## begin

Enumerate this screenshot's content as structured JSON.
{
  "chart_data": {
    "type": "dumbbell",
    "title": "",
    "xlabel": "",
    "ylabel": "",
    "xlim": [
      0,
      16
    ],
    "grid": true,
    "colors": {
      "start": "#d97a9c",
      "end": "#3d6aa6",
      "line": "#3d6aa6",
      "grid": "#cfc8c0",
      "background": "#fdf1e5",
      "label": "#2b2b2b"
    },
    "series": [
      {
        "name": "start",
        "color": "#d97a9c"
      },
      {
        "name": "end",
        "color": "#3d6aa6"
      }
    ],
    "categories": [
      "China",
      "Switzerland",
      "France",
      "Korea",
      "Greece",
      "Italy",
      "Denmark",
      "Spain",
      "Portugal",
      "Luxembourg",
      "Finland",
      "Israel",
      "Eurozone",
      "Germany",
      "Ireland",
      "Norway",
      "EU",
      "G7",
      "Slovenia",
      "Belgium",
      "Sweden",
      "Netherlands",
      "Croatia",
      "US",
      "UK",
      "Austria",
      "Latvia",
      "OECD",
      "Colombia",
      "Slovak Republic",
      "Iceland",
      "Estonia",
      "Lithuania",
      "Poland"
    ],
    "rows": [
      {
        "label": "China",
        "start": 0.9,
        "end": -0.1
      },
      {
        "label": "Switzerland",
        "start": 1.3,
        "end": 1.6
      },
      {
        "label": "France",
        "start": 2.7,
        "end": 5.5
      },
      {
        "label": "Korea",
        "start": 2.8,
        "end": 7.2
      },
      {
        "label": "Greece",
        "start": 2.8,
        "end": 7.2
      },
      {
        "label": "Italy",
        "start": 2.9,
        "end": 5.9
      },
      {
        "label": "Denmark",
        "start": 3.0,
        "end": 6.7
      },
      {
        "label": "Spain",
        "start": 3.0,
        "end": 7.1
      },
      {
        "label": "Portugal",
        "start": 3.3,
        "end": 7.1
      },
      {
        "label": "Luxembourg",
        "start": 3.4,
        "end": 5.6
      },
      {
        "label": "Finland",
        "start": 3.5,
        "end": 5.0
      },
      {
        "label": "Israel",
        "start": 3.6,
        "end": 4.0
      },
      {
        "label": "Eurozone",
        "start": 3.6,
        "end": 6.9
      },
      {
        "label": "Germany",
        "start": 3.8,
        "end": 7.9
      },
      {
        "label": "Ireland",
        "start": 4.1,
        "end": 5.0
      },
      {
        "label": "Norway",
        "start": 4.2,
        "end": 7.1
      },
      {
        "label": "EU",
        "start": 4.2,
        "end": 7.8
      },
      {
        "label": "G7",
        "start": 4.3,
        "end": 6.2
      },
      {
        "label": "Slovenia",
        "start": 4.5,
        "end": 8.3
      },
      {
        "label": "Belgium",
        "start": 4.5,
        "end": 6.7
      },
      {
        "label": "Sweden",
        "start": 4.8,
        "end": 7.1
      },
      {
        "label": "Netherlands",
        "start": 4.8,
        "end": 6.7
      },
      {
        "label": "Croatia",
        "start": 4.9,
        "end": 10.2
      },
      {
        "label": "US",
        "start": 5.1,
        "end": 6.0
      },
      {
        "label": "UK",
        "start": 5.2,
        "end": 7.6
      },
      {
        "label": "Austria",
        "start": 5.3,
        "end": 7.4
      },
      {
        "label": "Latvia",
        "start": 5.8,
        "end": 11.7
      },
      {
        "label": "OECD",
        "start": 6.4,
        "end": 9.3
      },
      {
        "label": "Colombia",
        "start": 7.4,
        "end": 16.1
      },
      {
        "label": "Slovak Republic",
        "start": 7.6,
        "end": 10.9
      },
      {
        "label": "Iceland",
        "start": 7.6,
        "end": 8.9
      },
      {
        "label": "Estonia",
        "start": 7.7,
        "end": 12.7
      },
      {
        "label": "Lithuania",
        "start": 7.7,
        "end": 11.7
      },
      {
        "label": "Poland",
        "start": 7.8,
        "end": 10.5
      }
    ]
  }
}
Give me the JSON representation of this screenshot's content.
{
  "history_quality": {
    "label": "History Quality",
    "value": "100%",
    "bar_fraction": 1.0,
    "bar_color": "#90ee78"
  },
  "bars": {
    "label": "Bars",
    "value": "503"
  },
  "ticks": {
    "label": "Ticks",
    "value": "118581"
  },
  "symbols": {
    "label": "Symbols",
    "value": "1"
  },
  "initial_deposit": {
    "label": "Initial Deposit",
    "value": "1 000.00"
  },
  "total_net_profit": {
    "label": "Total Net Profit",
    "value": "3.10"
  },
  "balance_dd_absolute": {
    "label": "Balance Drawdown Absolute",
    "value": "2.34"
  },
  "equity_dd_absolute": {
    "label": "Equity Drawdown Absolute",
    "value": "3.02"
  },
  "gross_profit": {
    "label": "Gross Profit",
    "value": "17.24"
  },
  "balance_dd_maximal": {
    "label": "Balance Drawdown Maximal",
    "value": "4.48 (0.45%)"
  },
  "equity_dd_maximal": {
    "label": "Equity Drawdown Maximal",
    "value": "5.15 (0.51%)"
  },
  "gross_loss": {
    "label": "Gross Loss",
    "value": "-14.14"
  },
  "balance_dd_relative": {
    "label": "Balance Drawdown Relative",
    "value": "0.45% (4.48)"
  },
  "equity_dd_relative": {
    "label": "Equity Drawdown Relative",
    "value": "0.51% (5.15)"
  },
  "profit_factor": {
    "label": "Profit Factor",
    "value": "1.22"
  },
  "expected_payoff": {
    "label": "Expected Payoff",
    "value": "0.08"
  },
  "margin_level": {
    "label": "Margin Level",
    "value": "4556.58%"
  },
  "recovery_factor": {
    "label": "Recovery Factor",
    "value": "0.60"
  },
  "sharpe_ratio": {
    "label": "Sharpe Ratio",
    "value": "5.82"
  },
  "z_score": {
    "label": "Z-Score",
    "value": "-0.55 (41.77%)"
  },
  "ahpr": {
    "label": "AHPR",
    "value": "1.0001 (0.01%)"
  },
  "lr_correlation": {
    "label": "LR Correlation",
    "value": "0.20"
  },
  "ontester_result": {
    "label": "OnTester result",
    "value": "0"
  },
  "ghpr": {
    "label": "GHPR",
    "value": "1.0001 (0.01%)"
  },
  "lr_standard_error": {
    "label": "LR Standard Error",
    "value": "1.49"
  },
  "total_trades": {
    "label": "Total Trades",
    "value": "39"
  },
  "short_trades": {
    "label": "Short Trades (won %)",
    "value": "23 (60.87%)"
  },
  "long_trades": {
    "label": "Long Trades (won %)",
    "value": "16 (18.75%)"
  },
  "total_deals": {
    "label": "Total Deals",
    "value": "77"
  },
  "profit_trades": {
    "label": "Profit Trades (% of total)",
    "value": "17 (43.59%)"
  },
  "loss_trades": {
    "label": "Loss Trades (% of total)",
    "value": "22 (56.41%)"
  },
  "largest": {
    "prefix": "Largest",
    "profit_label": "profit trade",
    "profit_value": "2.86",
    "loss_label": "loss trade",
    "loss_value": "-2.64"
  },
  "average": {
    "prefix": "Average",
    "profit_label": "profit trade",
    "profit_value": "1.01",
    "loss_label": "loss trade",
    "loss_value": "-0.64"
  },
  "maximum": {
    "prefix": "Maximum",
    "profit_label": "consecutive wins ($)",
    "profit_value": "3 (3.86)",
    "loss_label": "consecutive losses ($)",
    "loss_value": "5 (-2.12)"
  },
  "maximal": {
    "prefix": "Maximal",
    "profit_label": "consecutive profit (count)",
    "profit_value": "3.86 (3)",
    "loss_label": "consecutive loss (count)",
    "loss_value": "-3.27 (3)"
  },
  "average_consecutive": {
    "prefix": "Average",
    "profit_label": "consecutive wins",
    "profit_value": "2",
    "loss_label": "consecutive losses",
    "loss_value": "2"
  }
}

## end

Extract, word for word, each line of the listing above.

• [Result]
Enumerate this screenshot's content as structured JSON.
{
  "chart_data": {
    "type": "dumbbell",
    "title": "",
    "xlabel": "",
    "ylabel": "",
    "xlim": [
      0,
      16
    ],
    "grid": true,
    "colors": {
      "start": "#d97a9c",
      "end": "#3d6aa6",
      "line": "#3d6aa6",
      "grid": "#cfc8c0",
      "background": "#fdf1e5",
      "label": "#2b2b2b"
    },
    "series": [
      {
        "name": "start",
        "color": "#d97a9c"
      },
      {
        "name": "end",
        "color": "#3d6aa6"
      }
    ],
    "categories": [
      "China",
      "Switzerland",
      "France",
      "Korea",
      "Greece",
      "Italy",
      "Denmark",
      "Spain",
      "Portugal",
      "Luxembourg",
      "Finland",
      "Israel",
      "Eurozone",
      "Germany",
      "Ireland",
      "Norway",
      "EU",
      "G7",
      "Slovenia",
      "Belgium",
      "Sweden",
      "Netherlands",
      "Croatia",
      "US",
      "UK",
      "Austria",
      "Latvia",
      "OECD",
      "Colombia",
      "Slovak Republic",
      "Iceland",
      "Estonia",
      "Lithuania",
      "Poland"
    ],
    "rows": [
      {
        "label": "China",
        "start": 0.9,
        "end": -0.1
      },
      {
        "label": "Switzerland",
        "start": 1.3,
        "end": 1.6
      },
      {
        "label": "France",
        "start": 2.7,
        "end": 5.5
      },
      {
        "label": "Korea",
        "start": 2.8,
        "end": 7.2
      },
      {
        "label": "Greece",
        "start": 2.8,
        "end": 7.2
      },
      {
        "label": "Italy",
        "start": 2.9,
        "end": 5.9
      },
      {
        "label": "Denmark",
        "start": 3.0,
        "end": 6.7
      },
      {
        "label": "Spain",
        "start": 3.0,
        "end": 7.1
      },
      {
        "label": "Portugal",
        "start": 3.3,
        "end": 7.1
      },
      {
        "label": "Luxembourg",
        "start": 3.4,
        "end": 5.6
      },
      {
        "label": "Finland",
        "start": 3.5,
        "end": 5.0
      },
      {
        "label": "Israel",
        "start": 3.6,
        "end": 4.0
      },
      {
        "label": "Eurozone",
        "start": 3.6,
        "end": 6.9
      },
      {
        "label": "Germany",
        "start": 3.8,
        "end": 7.9
      },
      {
        "label": "Ireland",
        "start": 4.1,
        "end": 5.0
      },
      {
        "label": "Norway",
        "start": 4.2,
        "end": 7.1
      },
      {
        "label": "EU",
        "start": 4.2,
        "end": 7.8
      },
      {
        "label": "G7",
        "start": 4.3,
        "end": 6.2
      },
      {
        "label": "Slovenia",
        "start": 4.5,
        "end": 8.3
      },
      {
        "label": "Belgium",
        "start": 4.5,
        "end": 6.7
      },
      {
        "label": "Sweden",
        "start": 4.8,
        "end": 7.1
      },
      {
        "label": "Netherlands",
        "start": 4.8,
        "end": 6.7
      },
      {
        "label": "Croatia",
        "start": 4.9,
        "end": 10.2
      },
      {
        "label": "US",
        "start": 5.1,
        "end": 6.0
      },
      {
        "label": "UK",
        "start": 5.2,
        "end": 7.6
      },
      {
        "label": "Austria",
        "start": 5.3,
        "end": 7.4
      },
      {
        "label": "Latvia",
        "start": 5.8,
        "end": 11.7
      },
      {
        "label": "OECD",
        "start": 6.4,
        "end": 9.3
      },
      {
        "label": "Colombia",
        "start": 7.4,
        "end": 16.1
      },
      {
        "label": "Slovak Republic",
        "start": 7.6,
        "end": 10.9
      },
      {
        "label": "Iceland",
        "start": 7.6,
        "end": 8.9
      },
      {
        "label": "Estonia",
        "start": 7.7,
        "end": 12.7
      },
      {
        "label": "Lithuania",
        "start": 7.7,
        "end": 11.7
      },
      {
        "label": "Poland",
        "start": 7.8,
        "end": 10.5
      }
    ]
  }
}
Give me the JSON representation of this screenshot's content.
{
  "history_quality": {
    "label": "History Quality",
    "value": "100%",
    "bar_fraction": 1.0,
    "bar_color": "#90ee78"
  },
  "bars": {
    "label": "Bars",
    "value": "503"
  },
  "ticks": {
    "label": "Ticks",
    "value": "118581"
  },
  "symbols": {
    "label": "Symbols",
    "value": "1"
  },
  "initial_deposit": {
    "label": "Initial Deposit",
    "value": "1 000.00"
  },
  "total_net_profit": {
    "label": "Total Net Profit",
    "value": "3.10"
  },
  "balance_dd_absolute": {
    "label": "Balance Drawdown Absolute",
    "value": "2.34"
  },
  "equity_dd_absolute": {
    "label": "Equity Drawdown Absolute",
    "value": "3.02"
  },
  "gross_profit": {
    "label": "Gross Profit",
    "value": "17.24"
  },
  "balance_dd_maximal": {
    "label": "Balance Drawdown Maximal",
    "value": "4.48 (0.45%)"
  },
  "equity_dd_maximal": {
    "label": "Equity Drawdown Maximal",
    "value": "5.15 (0.51%)"
  },
  "gross_loss": {
    "label": "Gross Loss",
    "value": "-14.14"
  },
  "balance_dd_relative": {
    "label": "Balance Drawdown Relative",
    "value": "0.45% (4.48)"
  },
  "equity_dd_relative": {
    "label": "Equity Drawdown Relative",
    "value": "0.51% (5.15)"
  },
  "profit_factor": {
    "label": "Profit Factor",
    "value": "1.22"
  },
  "expected_payoff": {
    "label": "Expected Payoff",
    "value": "0.08"
  },
  "margin_level": {
    "label": "Margin Level",
    "value": "4556.58%"
  },
  "recovery_factor": {
    "label": "Recovery Factor",
    "value": "0.60"
  },
  "sharpe_ratio": {
    "label": "Sharpe Ratio",
    "value": "5.82"
  },
  "z_score": {
    "label": "Z-Score",
    "value": "-0.55 (41.77%)"
  },
  "ahpr": {
    "label": "AHPR",
    "value": "1.0001 (0.01%)"
  },
  "lr_correlation": {
    "label": "LR Correlation",
    "value": "0.20"
  },
  "ontester_result": {
    "label": "OnTester result",
    "value": "0"
  },
  "ghpr": {
    "label": "GHPR",
    "value": "1.0001 (0.01%)"
  },
  "lr_standard_error": {
    "label": "LR Standard Error",
    "value": "1.49"
  },
  "total_trades": {
    "label": "Total Trades",
    "value": "39"
  },
  "short_trades": {
    "label": "Short Trades (won %)",
    "value": "23 (60.87%)"
  },
  "long_trades": {
    "label": "Long Trades (won %)",
    "value": "16 (18.75%)"
  },
  "total_deals": {
    "label": "Total Deals",
    "value": "77"
  },
  "profit_trades": {
    "label": "Profit Trades (% of total)",
    "value": "17 (43.59%)"
  },
  "loss_trades": {
    "label": "Loss Trades (% of total)",
    "value": "22 (56.41%)"
  },
  "largest": {
    "prefix": "Largest",
    "profit_label": "profit trade",
    "profit_value": "2.86",
    "loss_label": "loss trade",
    "loss_value": "-2.64"
  },
  "average": {
    "prefix": "Average",
    "profit_label": "profit trade",
    "profit_value": "1.01",
    "loss_label": "loss trade",
    "loss_value": "-0.64"
  },
  "maximum": {
    "prefix": "Maximum",
    "profit_label": "consecutive wins ($)",
    "profit_value": "3 (3.86)",
    "loss_label": "consecutive losses ($)",
    "loss_value": "5 (-2.12)"
  },
  "maximal": {
    "prefix": "Maximal",
    "profit_label": "consecutive profit (count)",
    "profit_value": "3.86 (3)",
    "loss_label": "consecutive loss (count)",
    "loss_value": "-3.27 (3)"
  },
  "average_consecutive": {
    "prefix": "Average",
    "profit_label": "consecutive wins",
    "profit_value": "2",
    "loss_label": "consecutive losses",
    "loss_value": "2"
  }
}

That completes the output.